Figure content listings:

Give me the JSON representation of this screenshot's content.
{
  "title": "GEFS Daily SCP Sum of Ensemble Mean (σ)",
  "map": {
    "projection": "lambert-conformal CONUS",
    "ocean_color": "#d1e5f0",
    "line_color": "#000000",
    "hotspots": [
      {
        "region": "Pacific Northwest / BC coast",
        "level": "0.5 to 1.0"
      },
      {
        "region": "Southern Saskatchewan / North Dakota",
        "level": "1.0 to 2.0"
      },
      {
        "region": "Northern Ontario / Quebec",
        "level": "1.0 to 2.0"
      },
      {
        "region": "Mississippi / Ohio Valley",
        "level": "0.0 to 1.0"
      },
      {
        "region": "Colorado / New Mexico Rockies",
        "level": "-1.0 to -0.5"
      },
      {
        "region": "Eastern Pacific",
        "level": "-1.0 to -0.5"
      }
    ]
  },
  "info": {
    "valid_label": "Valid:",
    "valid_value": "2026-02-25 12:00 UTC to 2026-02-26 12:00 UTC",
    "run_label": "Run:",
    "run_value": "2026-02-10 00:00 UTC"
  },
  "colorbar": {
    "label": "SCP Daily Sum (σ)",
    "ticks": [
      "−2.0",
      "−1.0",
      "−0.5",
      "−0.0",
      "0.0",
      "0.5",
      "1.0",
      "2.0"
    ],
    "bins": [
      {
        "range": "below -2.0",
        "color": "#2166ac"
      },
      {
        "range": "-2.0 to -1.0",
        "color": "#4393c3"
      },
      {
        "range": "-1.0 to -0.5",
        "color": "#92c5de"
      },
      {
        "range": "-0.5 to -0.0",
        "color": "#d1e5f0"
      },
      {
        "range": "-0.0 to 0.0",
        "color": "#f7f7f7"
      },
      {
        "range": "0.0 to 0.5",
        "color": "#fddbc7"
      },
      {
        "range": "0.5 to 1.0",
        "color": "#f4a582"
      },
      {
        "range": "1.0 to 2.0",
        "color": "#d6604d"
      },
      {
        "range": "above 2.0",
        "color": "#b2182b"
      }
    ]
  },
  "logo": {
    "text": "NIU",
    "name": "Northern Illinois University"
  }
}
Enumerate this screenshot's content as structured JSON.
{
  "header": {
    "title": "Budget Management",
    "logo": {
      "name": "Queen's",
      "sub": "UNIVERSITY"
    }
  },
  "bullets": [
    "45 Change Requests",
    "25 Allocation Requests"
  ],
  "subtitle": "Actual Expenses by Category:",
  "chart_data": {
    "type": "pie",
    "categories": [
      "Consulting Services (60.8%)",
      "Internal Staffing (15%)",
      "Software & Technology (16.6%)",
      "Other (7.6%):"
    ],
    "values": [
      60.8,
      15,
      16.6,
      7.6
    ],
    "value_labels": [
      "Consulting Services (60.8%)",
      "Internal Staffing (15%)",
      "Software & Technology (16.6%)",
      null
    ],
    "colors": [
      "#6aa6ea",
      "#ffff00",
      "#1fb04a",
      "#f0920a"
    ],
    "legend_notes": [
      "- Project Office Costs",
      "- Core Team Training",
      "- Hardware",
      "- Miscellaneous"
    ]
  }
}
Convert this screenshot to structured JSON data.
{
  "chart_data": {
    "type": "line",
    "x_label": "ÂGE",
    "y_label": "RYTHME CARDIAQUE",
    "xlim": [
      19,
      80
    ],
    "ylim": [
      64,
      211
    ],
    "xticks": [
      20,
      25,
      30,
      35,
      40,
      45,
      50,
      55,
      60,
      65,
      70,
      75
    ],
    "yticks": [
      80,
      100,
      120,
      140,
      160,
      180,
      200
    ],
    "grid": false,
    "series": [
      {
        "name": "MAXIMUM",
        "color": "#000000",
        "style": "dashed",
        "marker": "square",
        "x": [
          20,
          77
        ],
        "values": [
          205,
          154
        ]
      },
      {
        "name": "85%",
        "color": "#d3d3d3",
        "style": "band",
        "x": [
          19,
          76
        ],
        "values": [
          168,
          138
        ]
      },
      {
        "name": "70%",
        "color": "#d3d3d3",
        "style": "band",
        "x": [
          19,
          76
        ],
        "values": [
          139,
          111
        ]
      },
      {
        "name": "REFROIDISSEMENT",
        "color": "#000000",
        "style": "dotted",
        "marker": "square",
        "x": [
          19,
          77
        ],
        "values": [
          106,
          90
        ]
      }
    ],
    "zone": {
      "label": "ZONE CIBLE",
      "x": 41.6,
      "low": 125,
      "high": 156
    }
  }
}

**Problem to work on:**
In full and verbatim, repeat the records given above.

**The completed task:**
Give me the JSON representation of this screenshot's content.
{
  "title": "GEFS Daily SCP Sum of Ensemble Mean (σ)",
  "map": {
    "projection": "lambert-conformal CONUS",
    "ocean_color": "#d1e5f0",
    "line_color": "#000000",
    "hotspots": [
      {
        "region": "Pacific Northwest / BC coast",
        "level": "0.5 to 1.0"
      },
      {
        "region": "Southern Saskatchewan / North Dakota",
        "level": "1.0 to 2.0"
      },
      {
        "region": "Northern Ontario / Quebec",
        "level": "1.0 to 2.0"
      },
      {
        "region": "Mississippi / Ohio Valley",
        "level": "0.0 to 1.0"
      },
      {
        "region": "Colorado / New Mexico Rockies",
        "level": "-1.0 to -0.5"
      },
      {
        "region": "Eastern Pacific",
        "level": "-1.0 to -0.5"
      }
    ]
  },
  "info": {
    "valid_label": "Valid:",
    "valid_value": "2026-02-25 12:00 UTC to 2026-02-26 12:00 UTC",
    "run_label": "Run:",
    "run_value": "2026-02-10 00:00 UTC"
  },
  "colorbar": {
    "label": "SCP Daily Sum (σ)",
    "ticks": [
      "−2.0",
      "−1.0",
      "−0.5",
      "−0.0",
      "0.0",
      "0.5",
      "1.0",
      "2.0"
    ],
    "bins": [
      {
        "range": "below -2.0",
        "color": "#2166ac"
      },
      {
        "range": "-2.0 to -1.0",
        "color": "#4393c3"
      },
      {
        "range": "-1.0 to -0.5",
        "color": "#92c5de"
      },
      {
        "range": "-0.5 to -0.0",
        "color": "#d1e5f0"
      },
      {
        "range": "-0.0 to 0.0",
        "color": "#f7f7f7"
      },
      {
        "range": "0.0 to 0.5",
        "color": "#fddbc7"
      },
      {
        "range": "0.5 to 1.0",
        "color": "#f4a582"
      },
      {
        "range": "1.0 to 2.0",
        "color": "#d6604d"
      },
      {
        "range": "above 2.0",
        "color": "#b2182b"
      }
    ]
  },
  "logo": {
    "text": "NIU",
    "name": "Northern Illinois University"
  }
}
Enumerate this screenshot's content as structured JSON.
{
  "header": {
    "title": "Budget Management",
    "logo": {
      "name": "Queen's",
      "sub": "UNIVERSITY"
    }
  },
  "bullets": [
    "45 Change Requests",
    "25 Allocation Requests"
  ],
  "subtitle": "Actual Expenses by Category:",
  "chart_data": {
    "type": "pie",
    "categories": [
      "Consulting Services (60.8%)",
      "Internal Staffing (15%)",
      "Software & Technology (16.6%)",
      "Other (7.6%):"
    ],
    "values": [
      60.8,
      15,
      16.6,
      7.6
    ],
    "value_labels": [
      "Consulting Services (60.8%)",
      "Internal Staffing (15%)",
      "Software & Technology (16.6%)",
      null
    ],
    "colors": [
      "#6aa6ea",
      "#ffff00",
      "#1fb04a",
      "#f0920a"
    ],
    "legend_notes": [
      "- Project Office Costs",
      "- Core Team Training",
      "- Hardware",
      "- Miscellaneous"
    ]
  }
}
Convert this screenshot to structured JSON data.
{
  "chart_data": {
    "type": "line",
    "x_label": "ÂGE",
    "y_label": "RYTHME CARDIAQUE",
    "xlim": [
      19,
      80
    ],
    "ylim": [
      64,
      211
    ],
    "xticks": [
      20,
      25,
      30,
      35,
      40,
      45,
      50,
      55,
      60,
      65,
      70,
      75
    ],
    "yticks": [
      80,
      100,
      120,
      140,
      160,
      180,
      200
    ],
    "grid": false,
    "series": [
      {
        "name": "MAXIMUM",
        "color": "#000000",
        "style": "dashed",
        "marker": "square",
        "x": [
          20,
          77
        ],
        "values": [
          205,
          154
        ]
      },
      {
        "name": "85%",
        "color": "#d3d3d3",
        "style": "band",
        "x": [
          19,
          76
        ],
        "values": [
          168,
          138
        ]
      },
      {
        "name": "70%",
        "color": "#d3d3d3",
        "style": "band",
        "x": [
          19,
          76
        ],
        "values": [
          139,
          111
        ]
      },
      {
        "name": "REFROIDISSEMENT",
        "color": "#000000",
        "style": "dotted",
        "marker": "square",
        "x": [
          19,
          77
        ],
        "values": [
          106,
          90
        ]
      }
    ],
    "zone": {
      "label": "ZONE CIBLE",
      "x": 41.6,
      "low": 125,
      "high": 156
    }
  }
}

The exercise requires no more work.